▶ **Problem to solve**: Leave the pictures out. Return all other data exactly.

▶ **Data listing**:
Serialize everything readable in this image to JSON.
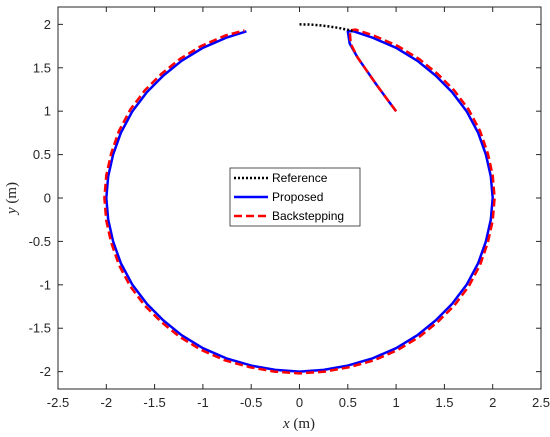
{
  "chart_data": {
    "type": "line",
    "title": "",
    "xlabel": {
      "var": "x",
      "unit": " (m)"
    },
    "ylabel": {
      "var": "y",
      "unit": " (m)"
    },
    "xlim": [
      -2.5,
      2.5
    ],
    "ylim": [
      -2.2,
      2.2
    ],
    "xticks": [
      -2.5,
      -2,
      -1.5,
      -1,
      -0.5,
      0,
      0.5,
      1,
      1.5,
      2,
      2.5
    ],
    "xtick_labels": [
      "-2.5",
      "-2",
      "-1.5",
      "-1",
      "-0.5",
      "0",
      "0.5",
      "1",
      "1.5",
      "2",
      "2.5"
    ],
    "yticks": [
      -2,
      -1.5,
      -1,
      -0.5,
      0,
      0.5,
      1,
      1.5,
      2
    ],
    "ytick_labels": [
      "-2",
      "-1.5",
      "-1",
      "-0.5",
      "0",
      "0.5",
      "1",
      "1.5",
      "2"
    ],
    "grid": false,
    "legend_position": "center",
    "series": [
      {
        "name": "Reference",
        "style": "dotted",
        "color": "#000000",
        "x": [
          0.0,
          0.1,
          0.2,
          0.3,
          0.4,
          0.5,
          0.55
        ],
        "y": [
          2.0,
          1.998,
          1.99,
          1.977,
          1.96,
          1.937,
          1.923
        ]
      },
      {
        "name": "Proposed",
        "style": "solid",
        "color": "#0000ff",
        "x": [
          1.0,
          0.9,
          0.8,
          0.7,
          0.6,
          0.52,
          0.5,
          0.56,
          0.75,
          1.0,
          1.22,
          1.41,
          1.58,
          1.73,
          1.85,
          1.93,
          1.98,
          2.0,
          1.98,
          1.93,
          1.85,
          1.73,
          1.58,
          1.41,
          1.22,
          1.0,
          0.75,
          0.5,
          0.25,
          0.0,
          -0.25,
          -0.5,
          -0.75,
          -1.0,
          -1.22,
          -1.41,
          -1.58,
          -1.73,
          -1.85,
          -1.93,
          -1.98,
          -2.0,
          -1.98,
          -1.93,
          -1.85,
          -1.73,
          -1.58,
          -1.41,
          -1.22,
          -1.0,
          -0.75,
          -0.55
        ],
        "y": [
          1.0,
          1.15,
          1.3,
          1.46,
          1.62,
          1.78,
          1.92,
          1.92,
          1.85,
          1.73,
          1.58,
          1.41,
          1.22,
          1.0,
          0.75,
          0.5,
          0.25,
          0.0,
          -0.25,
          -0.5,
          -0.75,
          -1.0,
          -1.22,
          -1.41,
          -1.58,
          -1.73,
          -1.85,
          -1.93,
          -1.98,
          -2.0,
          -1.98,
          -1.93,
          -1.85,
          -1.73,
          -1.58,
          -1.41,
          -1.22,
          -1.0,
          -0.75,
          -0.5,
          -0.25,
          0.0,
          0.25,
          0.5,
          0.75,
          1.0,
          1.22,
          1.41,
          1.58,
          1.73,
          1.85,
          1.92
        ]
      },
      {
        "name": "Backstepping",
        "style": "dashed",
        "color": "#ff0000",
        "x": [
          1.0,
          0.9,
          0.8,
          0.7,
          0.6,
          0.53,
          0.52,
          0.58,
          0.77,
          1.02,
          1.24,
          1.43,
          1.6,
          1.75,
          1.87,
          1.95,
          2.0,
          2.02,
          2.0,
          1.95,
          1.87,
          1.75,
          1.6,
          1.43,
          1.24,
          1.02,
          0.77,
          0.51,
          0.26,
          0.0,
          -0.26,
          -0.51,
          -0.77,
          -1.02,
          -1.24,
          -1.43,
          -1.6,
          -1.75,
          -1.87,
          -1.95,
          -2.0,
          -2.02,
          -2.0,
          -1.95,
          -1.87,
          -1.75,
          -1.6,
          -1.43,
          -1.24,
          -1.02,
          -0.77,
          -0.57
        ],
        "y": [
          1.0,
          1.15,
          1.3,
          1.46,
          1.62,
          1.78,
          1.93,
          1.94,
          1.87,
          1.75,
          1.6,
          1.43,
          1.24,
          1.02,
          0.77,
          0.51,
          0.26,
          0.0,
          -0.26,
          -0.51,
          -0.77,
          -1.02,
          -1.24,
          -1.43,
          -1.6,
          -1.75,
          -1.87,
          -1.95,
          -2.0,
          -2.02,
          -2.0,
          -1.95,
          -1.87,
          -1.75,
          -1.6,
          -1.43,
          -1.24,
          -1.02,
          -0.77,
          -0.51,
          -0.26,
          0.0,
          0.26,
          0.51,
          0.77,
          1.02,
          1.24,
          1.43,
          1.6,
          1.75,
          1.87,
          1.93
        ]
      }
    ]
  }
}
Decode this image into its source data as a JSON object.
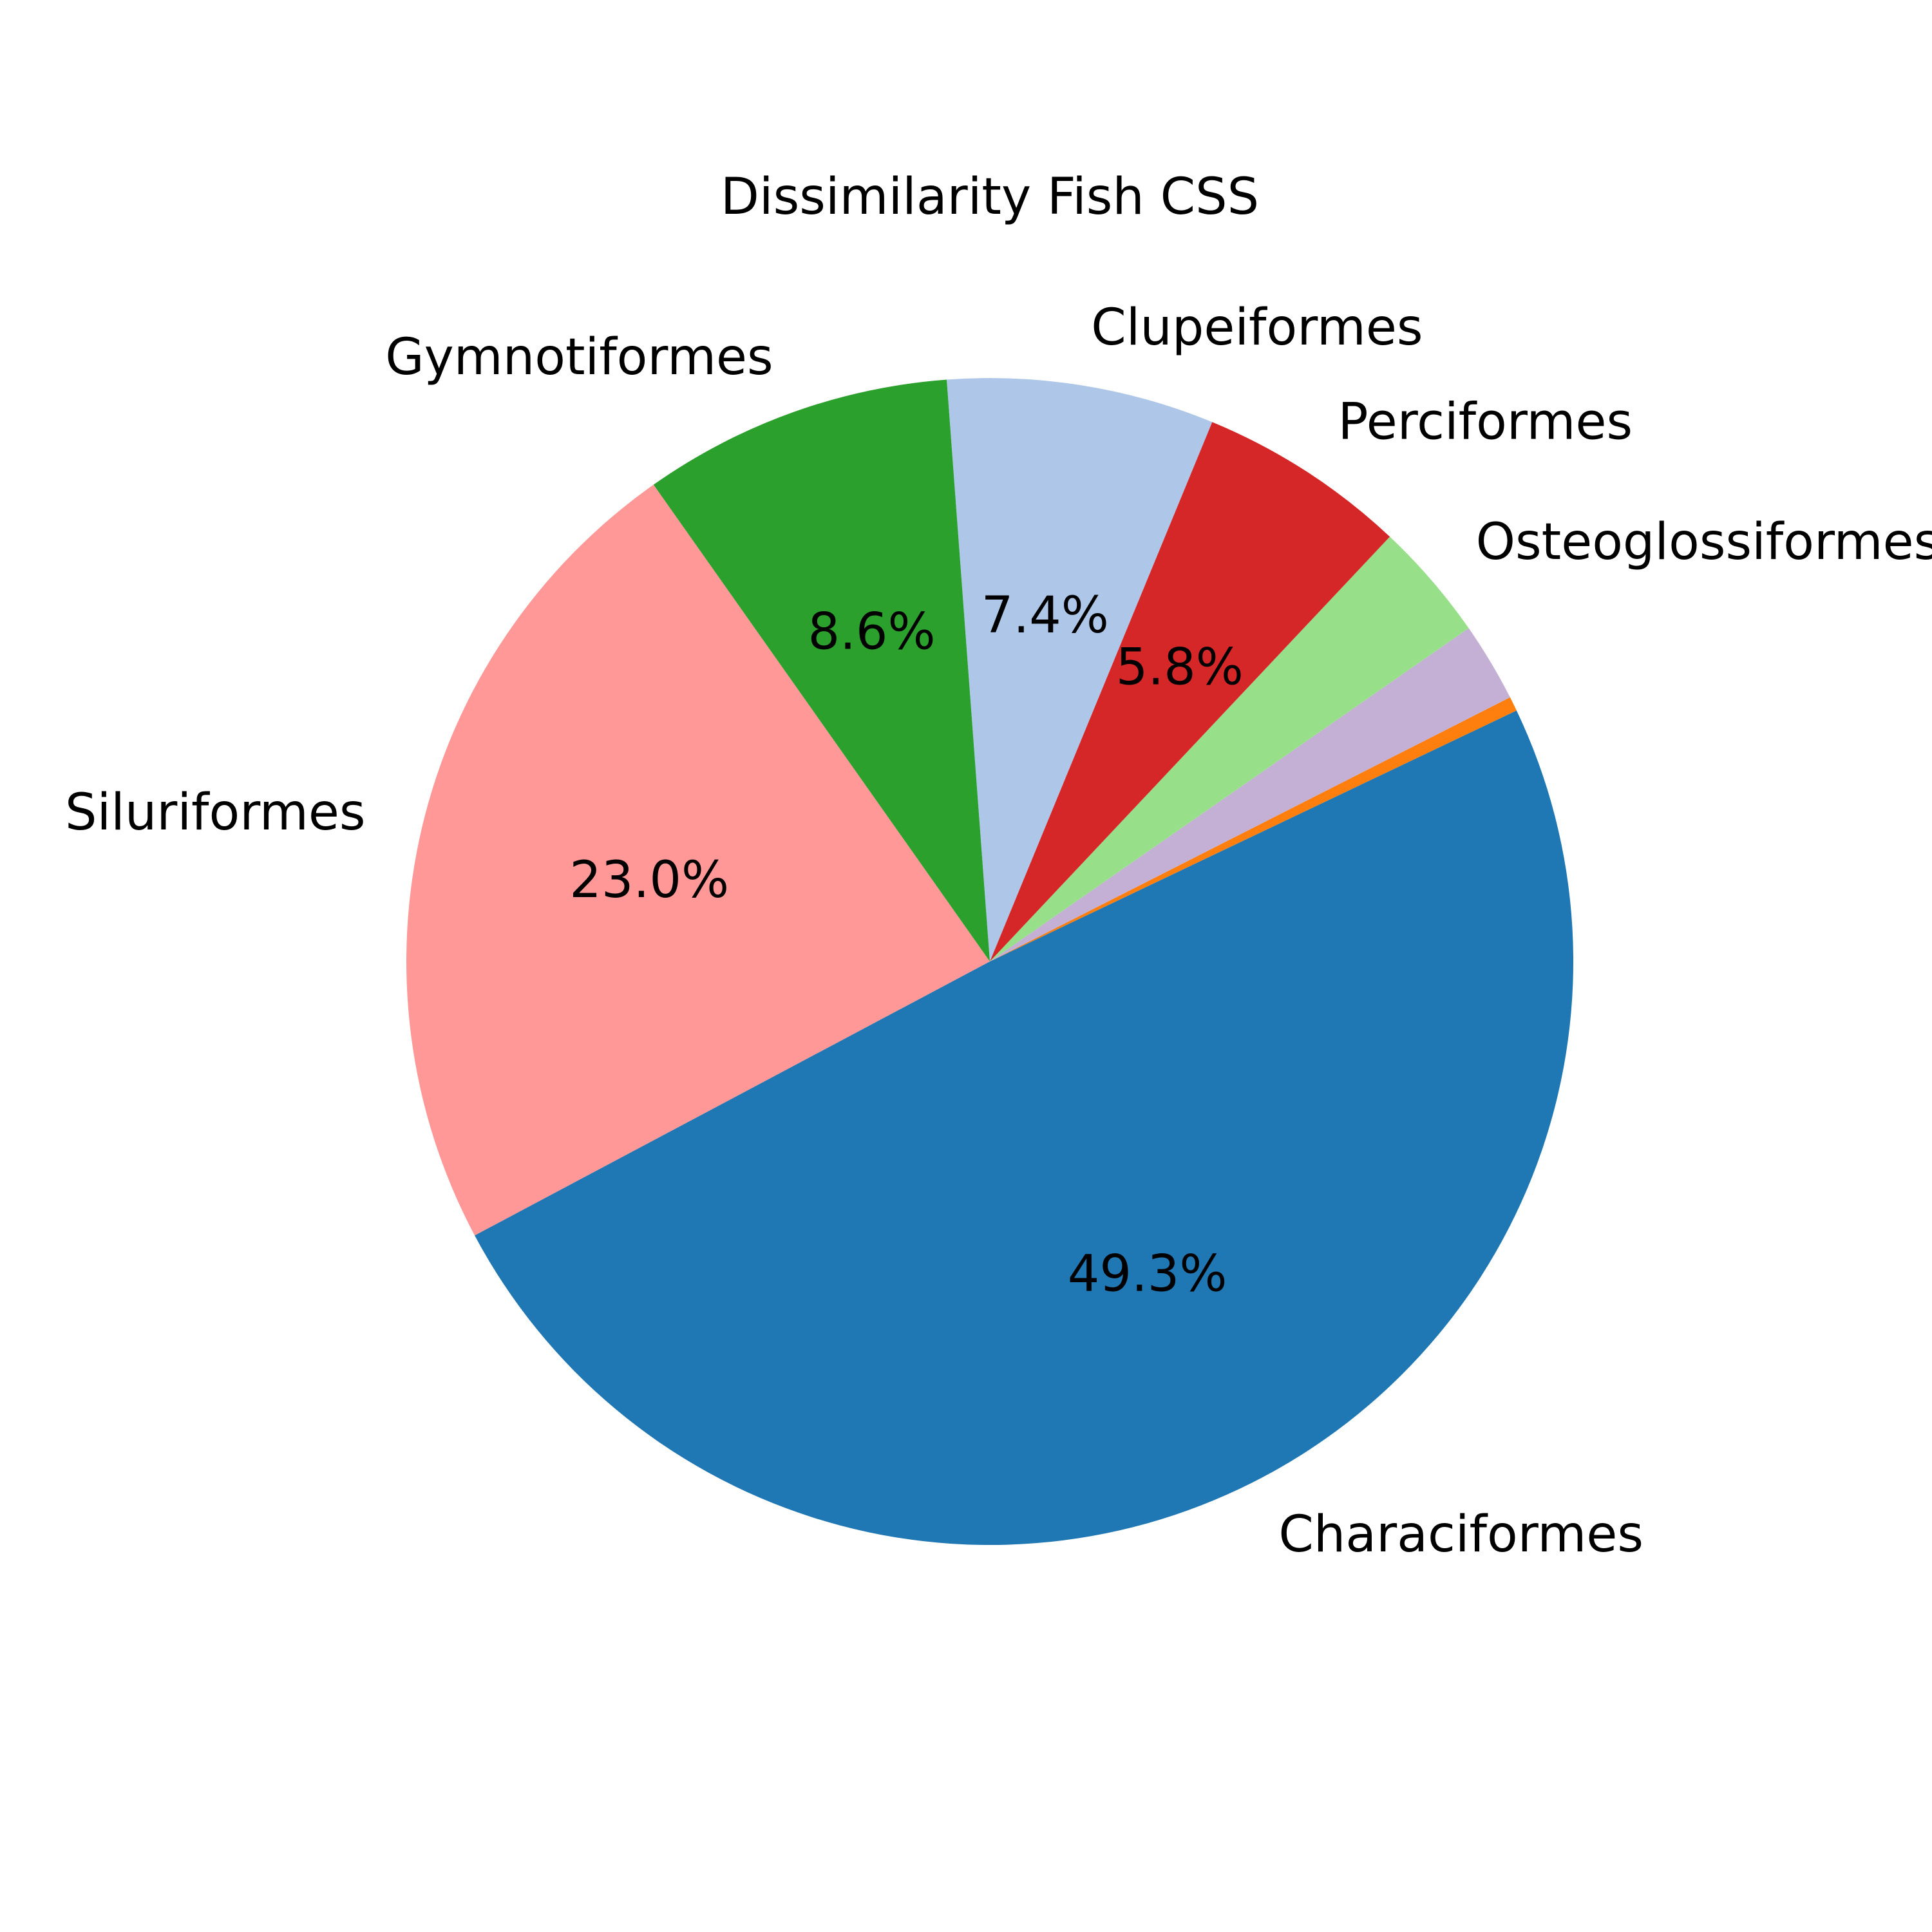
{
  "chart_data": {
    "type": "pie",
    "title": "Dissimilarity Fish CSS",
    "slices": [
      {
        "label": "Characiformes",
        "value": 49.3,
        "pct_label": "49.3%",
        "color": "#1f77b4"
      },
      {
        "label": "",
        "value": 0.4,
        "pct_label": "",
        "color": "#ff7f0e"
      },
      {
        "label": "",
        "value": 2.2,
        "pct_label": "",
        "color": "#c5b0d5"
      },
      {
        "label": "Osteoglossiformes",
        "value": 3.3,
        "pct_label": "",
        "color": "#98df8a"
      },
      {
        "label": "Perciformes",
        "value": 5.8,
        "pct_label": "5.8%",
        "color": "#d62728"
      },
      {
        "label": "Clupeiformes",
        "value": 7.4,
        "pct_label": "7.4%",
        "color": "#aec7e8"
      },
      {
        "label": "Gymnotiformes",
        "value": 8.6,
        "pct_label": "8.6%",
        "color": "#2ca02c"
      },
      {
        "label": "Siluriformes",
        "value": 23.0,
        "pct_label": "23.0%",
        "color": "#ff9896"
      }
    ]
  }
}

▶ **Result of this exercise**:
Serialize everything readable in this image to JSON.
{
  "chart_data": {
    "type": "line",
    "title": "",
    "xlabel": {
      "var": "x",
      "unit": " (m)"
    },
    "ylabel": {
      "var": "y",
      "unit": " (m)"
    },
    "xlim": [
      -2.5,
      2.5
    ],
    "ylim": [
      -2.2,
      2.2
    ],
    "xticks": [
      -2.5,
      -2,
      -1.5,
      -1,
      -0.5,
      0,
      0.5,
      1,
      1.5,
      2,
      2.5
    ],
    "xtick_labels": [
      "-2.5",
      "-2",
      "-1.5",
      "-1",
      "-0.5",
      "0",
      "0.5",
      "1",
      "1.5",
      "2",
      "2.5"
    ],
    "yticks": [
      -2,
      -1.5,
      -1,
      -0.5,
      0,
      0.5,
      1,
      1.5,
      2
    ],
    "ytick_labels": [
      "-2",
      "-1.5",
      "-1",
      "-0.5",
      "0",
      "0.5",
      "1",
      "1.5",
      "2"
    ],
    "grid": false,
    "legend_position": "center",
    "series": [
      {
        "name": "Reference",
        "style": "dotted",
        "color": "#000000",
        "x": [
          0.0,
          0.1,
          0.2,
          0.3,
          0.4,
          0.5,
          0.55
        ],
        "y": [
          2.0,
          1.998,
          1.99,
          1.977,
          1.96,
          1.937,
          1.923
        ]
      },
      {
        "name": "Proposed",
        "style": "solid",
        "color": "#0000ff",
        "x": [
          1.0,
          0.9,
          0.8,
          0.7,
          0.6,
          0.52,
          0.5,
          0.56,
          0.75,
          1.0,
          1.22,
          1.41,
          1.58,
          1.73,
          1.85,
          1.93,
          1.98,
          2.0,
          1.98,
          1.93,
          1.85,
          1.73,
          1.58,
          1.41,
          1.22,
          1.0,
          0.75,
          0.5,
          0.25,
          0.0,
          -0.25,
          -0.5,
          -0.75,
          -1.0,
          -1.22,
          -1.41,
          -1.58,
          -1.73,
          -1.85,
          -1.93,
          -1.98,
          -2.0,
          -1.98,
          -1.93,
          -1.85,
          -1.73,
          -1.58,
          -1.41,
          -1.22,
          -1.0,
          -0.75,
          -0.55
        ],
        "y": [
          1.0,
          1.15,
          1.3,
          1.46,
          1.62,
          1.78,
          1.92,
          1.92,
          1.85,
          1.73,
          1.58,
          1.41,
          1.22,
          1.0,
          0.75,
          0.5,
          0.25,
          0.0,
          -0.25,
          -0.5,
          -0.75,
          -1.0,
          -1.22,
          -1.41,
          -1.58,
          -1.73,
          -1.85,
          -1.93,
          -1.98,
          -2.0,
          -1.98,
          -1.93,
          -1.85,
          -1.73,
          -1.58,
          -1.41,
          -1.22,
          -1.0,
          -0.75,
          -0.5,
          -0.25,
          0.0,
          0.25,
          0.5,
          0.75,
          1.0,
          1.22,
          1.41,
          1.58,
          1.73,
          1.85,
          1.92
        ]
      },
      {
        "name": "Backstepping",
        "style": "dashed",
        "color": "#ff0000",
        "x": [
          1.0,
          0.9,
          0.8,
          0.7,
          0.6,
          0.53,
          0.52,
          0.58,
          0.77,
          1.02,
          1.24,
          1.43,
          1.6,
          1.75,
          1.87,
          1.95,
          2.0,
          2.02,
          2.0,
          1.95,
          1.87,
          1.75,
          1.6,
          1.43,
          1.24,
          1.02,
          0.77,
          0.51,
          0.26,
          0.0,
          -0.26,
          -0.51,
          -0.77,
          -1.02,
          -1.24,
          -1.43,
          -1.6,
          -1.75,
          -1.87,
          -1.95,
          -2.0,
          -2.02,
          -2.0,
          -1.95,
          -1.87,
          -1.75,
          -1.6,
          -1.43,
          -1.24,
          -1.02,
          -0.77,
          -0.57
        ],
        "y": [
          1.0,
          1.15,
          1.3,
          1.46,
          1.62,
          1.78,
          1.93,
          1.94,
          1.87,
          1.75,
          1.6,
          1.43,
          1.24,
          1.02,
          0.77,
          0.51,
          0.26,
          0.0,
          -0.26,
          -0.51,
          -0.77,
          -1.02,
          -1.24,
          -1.43,
          -1.6,
          -1.75,
          -1.87,
          -1.95,
          -2.0,
          -2.02,
          -2.0,
          -1.95,
          -1.87,
          -1.75,
          -1.6,
          -1.43,
          -1.24,
          -1.02,
          -0.77,
          -0.51,
          -0.26,
          0.0,
          0.26,
          0.51,
          0.77,
          1.02,
          1.24,
          1.43,
          1.6,
          1.75,
          1.87,
          1.93
        ]
      }
    ]
  }
}
Decode this image into its source data as a JSON object.
{
  "chart_data": {
    "type": "pie",
    "title": "Dissimilarity Fish CSS",
    "slices": [
      {
        "label": "Characiformes",
        "value": 49.3,
        "pct_label": "49.3%",
        "color": "#1f77b4"
      },
      {
        "label": "",
        "value": 0.4,
        "pct_label": "",
        "color": "#ff7f0e"
      },
      {
        "label": "",
        "value": 2.2,
        "pct_label": "",
        "color": "#c5b0d5"
      },
      {
        "label": "Osteoglossiformes",
        "value": 3.3,
        "pct_label": "",
        "color": "#98df8a"
      },
      {
        "label": "Perciformes",
        "value": 5.8,
        "pct_label": "5.8%",
        "color": "#d62728"
      },
      {
        "label": "Clupeiformes",
        "value": 7.4,
        "pct_label": "7.4%",
        "color": "#aec7e8"
      },
      {
        "label": "Gymnotiformes",
        "value": 8.6,
        "pct_label": "8.6%",
        "color": "#2ca02c"
      },
      {
        "label": "Siluriformes",
        "value": 23.0,
        "pct_label": "23.0%",
        "color": "#ff9896"
      }
    ]
  }
}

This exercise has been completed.